Items from a dataset:

____________

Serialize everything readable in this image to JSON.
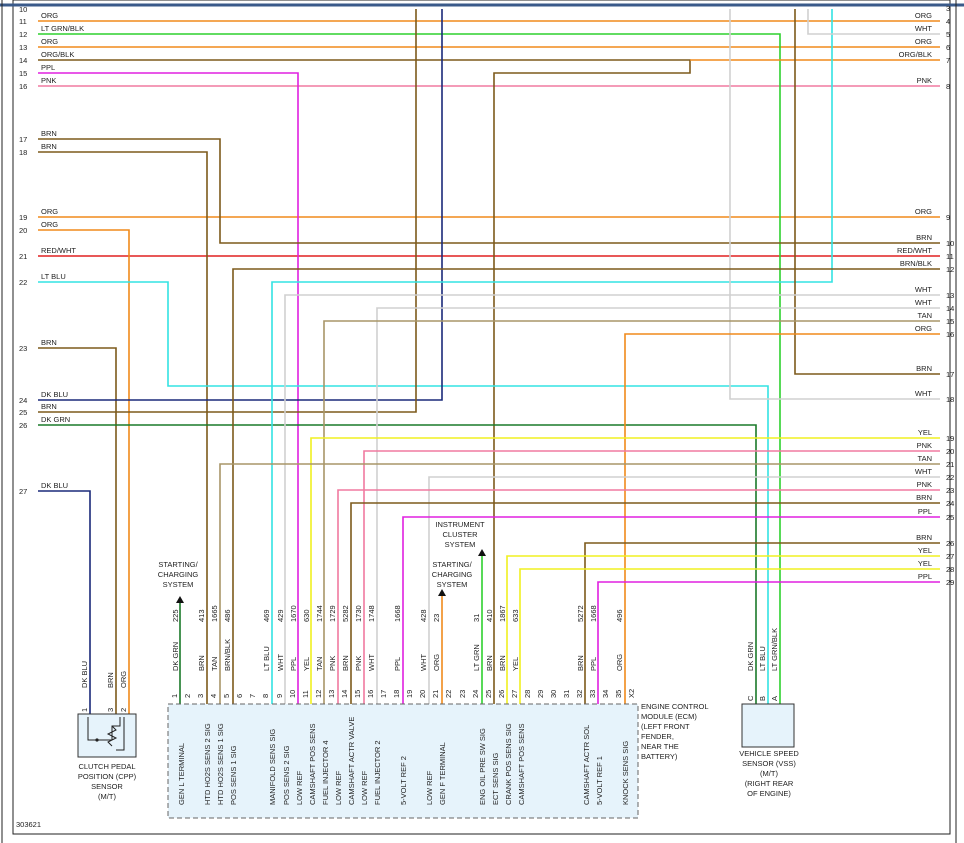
{
  "diagram_id": "303621",
  "left_labels": [
    {
      "num": "10",
      "label": ""
    },
    {
      "num": "11",
      "label": "ORG"
    },
    {
      "num": "12",
      "label": "LT GRN/BLK"
    },
    {
      "num": "13",
      "label": "ORG"
    },
    {
      "num": "14",
      "label": "ORG/BLK"
    },
    {
      "num": "15",
      "label": "PPL"
    },
    {
      "num": "16",
      "label": "PNK"
    },
    {
      "num": "17",
      "label": "BRN"
    },
    {
      "num": "18",
      "label": "BRN"
    },
    {
      "num": "19",
      "label": "ORG"
    },
    {
      "num": "20",
      "label": "ORG"
    },
    {
      "num": "21",
      "label": "RED/WHT"
    },
    {
      "num": "22",
      "label": "LT BLU"
    },
    {
      "num": "23",
      "label": "BRN"
    },
    {
      "num": "24",
      "label": "DK BLU"
    },
    {
      "num": "25",
      "label": "BRN"
    },
    {
      "num": "26",
      "label": "DK GRN"
    },
    {
      "num": "27",
      "label": "DK BLU"
    }
  ],
  "right_labels": [
    {
      "num": "3",
      "label": ""
    },
    {
      "num": "4",
      "label": "ORG"
    },
    {
      "num": "5",
      "label": "WHT"
    },
    {
      "num": "6",
      "label": "ORG"
    },
    {
      "num": "7",
      "label": "ORG/BLK"
    },
    {
      "num": "8",
      "label": "PNK"
    },
    {
      "num": "9",
      "label": "ORG"
    },
    {
      "num": "10",
      "label": "BRN"
    },
    {
      "num": "11",
      "label": "RED/WHT"
    },
    {
      "num": "12",
      "label": "BRN/BLK"
    },
    {
      "num": "13",
      "label": "WHT"
    },
    {
      "num": "14",
      "label": "WHT"
    },
    {
      "num": "15",
      "label": "TAN"
    },
    {
      "num": "16",
      "label": "ORG"
    },
    {
      "num": "17",
      "label": "BRN"
    },
    {
      "num": "18",
      "label": "WHT"
    },
    {
      "num": "19",
      "label": "YEL"
    },
    {
      "num": "20",
      "label": "PNK"
    },
    {
      "num": "21",
      "label": "TAN"
    },
    {
      "num": "22",
      "label": "WHT"
    },
    {
      "num": "23",
      "label": "PNK"
    },
    {
      "num": "24",
      "label": "BRN"
    },
    {
      "num": "25",
      "label": "PPL"
    },
    {
      "num": "26",
      "label": "BRN"
    },
    {
      "num": "27",
      "label": "YEL"
    },
    {
      "num": "28",
      "label": "YEL"
    },
    {
      "num": "29",
      "label": "PPL"
    }
  ],
  "ecm_pins": [
    {
      "pin": "1",
      "color": "DK GRN",
      "circuit": "225",
      "func": "GEN L TERMINAL"
    },
    {
      "pin": "2",
      "color": "",
      "circuit": "",
      "func": ""
    },
    {
      "pin": "3",
      "color": "BRN",
      "circuit": "413",
      "func": "HTD HO2S SENS 2 SIG"
    },
    {
      "pin": "4",
      "color": "TAN",
      "circuit": "1665",
      "func": "HTD HO2S SENS 1 SIG"
    },
    {
      "pin": "5",
      "color": "BRN/BLK",
      "circuit": "486",
      "func": "POS SENS 1 SIG"
    },
    {
      "pin": "6",
      "color": "",
      "circuit": "",
      "func": ""
    },
    {
      "pin": "7",
      "color": "",
      "circuit": "",
      "func": ""
    },
    {
      "pin": "8",
      "color": "LT BLU",
      "circuit": "469",
      "func": "MANIFOLD SENS SIG"
    },
    {
      "pin": "9",
      "color": "WHT",
      "circuit": "429",
      "func": "POS SENS 2 SIG"
    },
    {
      "pin": "10",
      "color": "PPL",
      "circuit": "1670",
      "func": "LOW REF"
    },
    {
      "pin": "11",
      "color": "YEL",
      "circuit": "630",
      "func": "CAMSHAFT POS SENS"
    },
    {
      "pin": "12",
      "color": "TAN",
      "circuit": "1744",
      "func": "FUEL INJECTOR 4"
    },
    {
      "pin": "13",
      "color": "PNK",
      "circuit": "1729",
      "func": "LOW REF"
    },
    {
      "pin": "14",
      "color": "BRN",
      "circuit": "5282",
      "func": "CAMSHAFT ACTR VALVE"
    },
    {
      "pin": "15",
      "color": "PNK",
      "circuit": "1730",
      "func": "LOW REF"
    },
    {
      "pin": "16",
      "color": "WHT",
      "circuit": "1748",
      "func": "FUEL INJECTOR 2"
    },
    {
      "pin": "17",
      "color": "",
      "circuit": "",
      "func": ""
    },
    {
      "pin": "18",
      "color": "PPL",
      "circuit": "1668",
      "func": "5-VOLT REF 2"
    },
    {
      "pin": "19",
      "color": "",
      "circuit": "",
      "func": ""
    },
    {
      "pin": "20",
      "color": "WHT",
      "circuit": "428",
      "func": "LOW REF"
    },
    {
      "pin": "21",
      "color": "ORG",
      "circuit": "23",
      "func": "GEN F TERMINAL"
    },
    {
      "pin": "22",
      "color": "",
      "circuit": "",
      "func": ""
    },
    {
      "pin": "23",
      "color": "",
      "circuit": "",
      "func": ""
    },
    {
      "pin": "24",
      "color": "LT GRN",
      "circuit": "31",
      "func": "ENG OIL PRE SW SIG"
    },
    {
      "pin": "25",
      "color": "BRN",
      "circuit": "410",
      "func": "ECT SENS SIG"
    },
    {
      "pin": "26",
      "color": "BRN",
      "circuit": "1867",
      "func": "CRANK POS SENS SIG"
    },
    {
      "pin": "27",
      "color": "YEL",
      "circuit": "633",
      "func": "CAMSHAFT POS SENS"
    },
    {
      "pin": "28",
      "color": "",
      "circuit": "",
      "func": ""
    },
    {
      "pin": "29",
      "color": "",
      "circuit": "",
      "func": ""
    },
    {
      "pin": "30",
      "color": "",
      "circuit": "",
      "func": ""
    },
    {
      "pin": "31",
      "color": "",
      "circuit": "",
      "func": ""
    },
    {
      "pin": "32",
      "color": "BRN",
      "circuit": "5272",
      "func": "CAMSHAFT ACTR SOL"
    },
    {
      "pin": "33",
      "color": "PPL",
      "circuit": "1668",
      "func": "5-VOLT REF 1"
    },
    {
      "pin": "34",
      "color": "",
      "circuit": "",
      "func": ""
    },
    {
      "pin": "35",
      "color": "ORG",
      "circuit": "496",
      "func": "KNOCK SENS SIG"
    },
    {
      "pin": "X2",
      "color": "",
      "circuit": "",
      "func": ""
    }
  ],
  "ecm_label": [
    "ENGINE CONTROL",
    "MODULE (ECM)",
    "(LEFT FRONT",
    "FENDER,",
    "NEAR THE",
    "BATTERY)"
  ],
  "starting_1": [
    "STARTING/",
    "CHARGING",
    "SYSTEM"
  ],
  "starting_2": [
    "STARTING/",
    "CHARGING",
    "SYSTEM"
  ],
  "instrument": [
    "INSTRUMENT",
    "CLUSTER",
    "SYSTEM"
  ],
  "cpp": {
    "pins": [
      {
        "pin": "1",
        "color": "DK BLU"
      },
      {
        "pin": "3",
        "color": "BRN"
      },
      {
        "pin": "2",
        "color": "ORG"
      }
    ],
    "label": [
      "CLUTCH PEDAL",
      "POSITION (CPP)",
      "SENSOR",
      "(M/T)"
    ]
  },
  "vss": {
    "pins": [
      {
        "pin": "C",
        "color": "DK GRN"
      },
      {
        "pin": "B",
        "color": "LT BLU"
      },
      {
        "pin": "A",
        "color": "LT GRN/BLK"
      }
    ],
    "label": [
      "VEHICLE SPEED",
      "SENSOR (VSS)",
      "(M/T)",
      "(RIGHT REAR",
      "OF ENGINE)"
    ]
  },
  "colors": {
    "ORG": "#f08a1c",
    "LTGRN": "#2ed12e",
    "PPL": "#e020e0",
    "PNK": "#f07aa0",
    "BRN": "#7d5a1c",
    "TAN": "#a89668",
    "RED": "#e02020",
    "LTBLU": "#33e3e3",
    "DKBLU": "#1a2a7a",
    "DKGRN": "#1a7a2a",
    "WHT": "#d0d0d0",
    "YEL": "#f0f020"
  }
}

____________

- [AIM]: Gather each line in the entries above where the string "INJECTOR" is found.

- [ANSWER FOR THIS EXERCISE]:
      "func": "FUEL INJECTOR 4"
      "func": "FUEL INJECTOR 2"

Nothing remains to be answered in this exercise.